--- EXCERPT PROVIDED ---
Use this notebook to get images for training a custom detector in TensorFlow. 

Roadmap:

*Identify a website that has the images you need - understand how to download images

*Determine how to tailor an approach to get images

*Use Chromedriver, Selenium, and BeautifulSoup to scrape the site for images

*Save images in JPEG (.jpg) format to a folder called /images

Key Reference: https://medium.com/@thimblot/data-augmentation-boost-your-image-dataset-with-few-lines-of-python-155c2dc1baec

Images Credit: Images used according to terms and conditions at http://www.simpsoncrazy.com/

In [None]:
from selenium import webdriver
from selenium.webdriver.common.by import By
from selenium.webdriver.support.ui import WebDriverWait
from selenium.webdriver.support import expected_conditions as EC

from bs4 import BeautifulSoup
from io import BytesIO

import re
import os

from PIL import Image
import requests
import uuid

In [None]:
#define 'sourceURL' as the target page that contains the list of zipped csv files
sourceURL = "http://www.simpsoncrazy.com/pictures/homer"

#call chrome webdriver as 'driver' (https://sites.google.com/a/chromium.org/chromedriver/downloads)
driver = webdriver.Chrome('/Chromedriver201912/chromedriver')  

#use webdriver to call the URL
driver.get(sourceURL)

#make sure the page loads before moving on, check by table visibility
wait = WebDriverWait(driver, 10)
wait.until(EC.visibility_of_all_elements_located((By.XPATH, '//*[@id="wrapper"]/div[2]/table')))
#in the above line, the XPATH value is found by using the XPATH Helper in Google Chrome

#pass page to beautiful soupe as 'soup'
soup = BeautifulSoup(driver.page_source, 'html.parser')

#scrape links from beautiful soup in 'links'
links = []

#find image urls ending with .gif; based on research
for link in soup.findAll('a', attrs={'href':re.compile(".gif")}):
    
    #create links list and append first half of url
    links.append('http://www.simpsoncrazy.com'+link.get('href'))
    
    #print links list to confirm; comment out line below to hide list
    print('http://www.simpsoncrazy.com'+link.get('href')) 

In [None]:
#the purpose of this cell is to set the directory for wherever you want to save images to in the next step. 

#get the current working directory
currentdir = os.getcwd()

#create a path to make a new folder called images
path = currentdir + '/images' 

#make the new folder called images
os.mkdir(path) #skip this step or comment it out if you already have an images directory

#print to confirm directory
print(currentdir)

In [None]:
#iterate through links containing images
for imagelink in links:
    
    #Open using Pillow through bytestream
    im = Image.open(BytesIO(requests.get(imagelink).content))

    #generate a random id and convert to string
    random = str(uuid.uuid4()) 

    #save each image with prefix 'image_' + random unique ID; as JPEG (preferred)
    im.convert('RGB').save(path + '/image_' + random + '.jpg', format = 'JPEG')

#https://www.geeksforgeeks.org/python-pil-image-frombuffer-method/
#https://www.geeksforgeeks.org/generating-random-ids-using-uuid-python/

In [None]:
# run to stop the driver
driver.quit()
--- SUPPLIED RECORDS ---
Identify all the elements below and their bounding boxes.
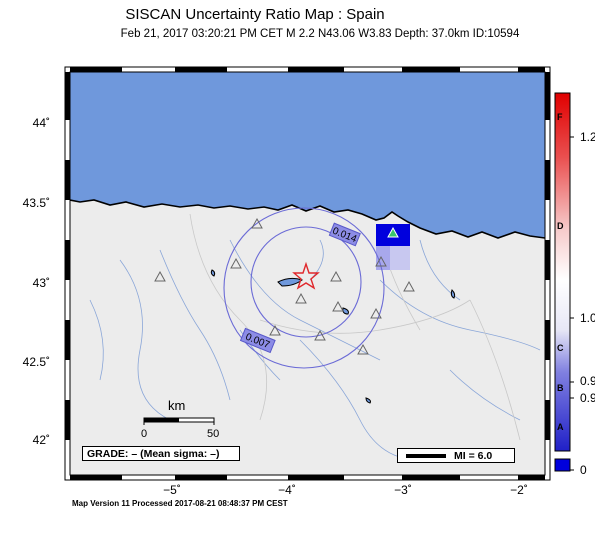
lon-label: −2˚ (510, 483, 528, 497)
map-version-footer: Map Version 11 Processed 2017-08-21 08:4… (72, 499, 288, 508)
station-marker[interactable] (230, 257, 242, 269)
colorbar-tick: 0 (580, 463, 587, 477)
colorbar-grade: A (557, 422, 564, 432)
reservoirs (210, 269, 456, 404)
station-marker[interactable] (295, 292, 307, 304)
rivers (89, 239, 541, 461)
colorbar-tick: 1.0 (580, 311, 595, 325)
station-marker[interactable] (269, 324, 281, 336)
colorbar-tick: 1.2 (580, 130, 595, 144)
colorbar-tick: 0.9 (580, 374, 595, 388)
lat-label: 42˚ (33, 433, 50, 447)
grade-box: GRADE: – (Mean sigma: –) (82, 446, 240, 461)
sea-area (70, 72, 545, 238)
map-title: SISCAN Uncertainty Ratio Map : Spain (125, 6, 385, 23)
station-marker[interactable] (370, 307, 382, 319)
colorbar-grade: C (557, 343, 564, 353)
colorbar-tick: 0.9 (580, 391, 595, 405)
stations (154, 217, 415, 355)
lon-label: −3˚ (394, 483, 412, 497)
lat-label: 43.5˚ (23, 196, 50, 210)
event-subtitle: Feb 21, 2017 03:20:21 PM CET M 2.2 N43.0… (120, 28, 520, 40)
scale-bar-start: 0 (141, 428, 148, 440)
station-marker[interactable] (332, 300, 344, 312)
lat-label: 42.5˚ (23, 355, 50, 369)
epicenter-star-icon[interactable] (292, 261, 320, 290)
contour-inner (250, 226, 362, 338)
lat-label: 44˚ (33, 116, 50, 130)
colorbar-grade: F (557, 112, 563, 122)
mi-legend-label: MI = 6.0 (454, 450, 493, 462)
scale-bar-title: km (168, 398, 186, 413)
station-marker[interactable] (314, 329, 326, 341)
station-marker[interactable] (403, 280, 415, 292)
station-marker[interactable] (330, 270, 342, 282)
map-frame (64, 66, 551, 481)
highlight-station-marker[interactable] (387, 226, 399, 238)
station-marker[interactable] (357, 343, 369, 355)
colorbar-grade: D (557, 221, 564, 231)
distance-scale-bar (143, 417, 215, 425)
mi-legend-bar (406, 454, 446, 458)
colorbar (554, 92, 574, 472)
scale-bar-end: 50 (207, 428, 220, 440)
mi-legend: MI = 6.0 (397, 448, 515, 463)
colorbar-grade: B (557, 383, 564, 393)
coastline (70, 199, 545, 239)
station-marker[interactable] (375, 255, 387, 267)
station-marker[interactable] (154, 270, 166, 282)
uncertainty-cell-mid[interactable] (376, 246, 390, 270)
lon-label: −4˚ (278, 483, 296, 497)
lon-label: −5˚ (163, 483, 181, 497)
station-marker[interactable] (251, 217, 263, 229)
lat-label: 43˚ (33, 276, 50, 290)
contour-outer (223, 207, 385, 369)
---
--- SUPPLIED RECORDS ---
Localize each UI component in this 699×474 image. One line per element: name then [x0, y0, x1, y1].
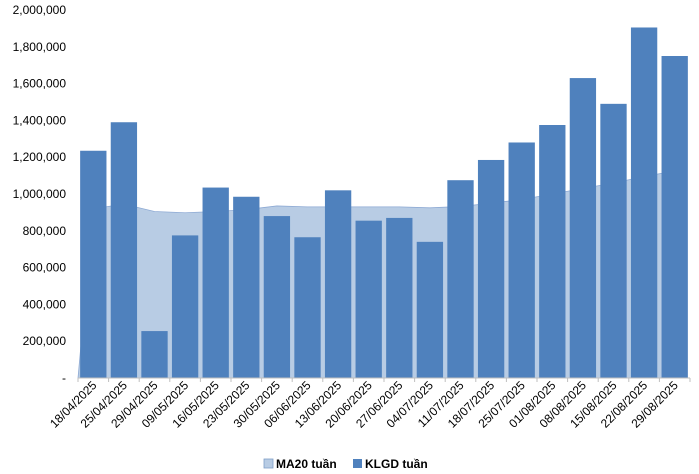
---
YOUR TASKS
**a)** In the notebook on scraping images, rewrite the section beginning "Roadmap:" as a shorter list that keeps its main facts.
**b)** Retype the listing from the line with "Identify all the" to the line with "colorbar-tick: 1.2 (580, 130, 595, 144)", leaving out the picture.

ANSWERS IN ORDER
**a)**
- Find a website with the needed images and learn how to download them
- Work out a tailored approach for getting the images
- Scrape the site with Chromedriver, Selenium, and BeautifulSoup
- Save the images as JPEG (.jpg) files in a folder called /images

**b)**
Identify all the elements below and their bounding boxes.
lon-label: −2˚ (510, 483, 528, 497)
map-version-footer: Map Version 11 Processed 2017-08-21 08:4… (72, 499, 288, 508)
station-marker[interactable] (230, 257, 242, 269)
colorbar-tick: 0 (580, 463, 587, 477)
colorbar-grade: A (557, 422, 564, 432)
reservoirs (210, 269, 456, 404)
station-marker[interactable] (295, 292, 307, 304)
rivers (89, 239, 541, 461)
colorbar-tick: 1.0 (580, 311, 595, 325)
station-marker[interactable] (269, 324, 281, 336)
colorbar-tick: 1.2 (580, 130, 595, 144)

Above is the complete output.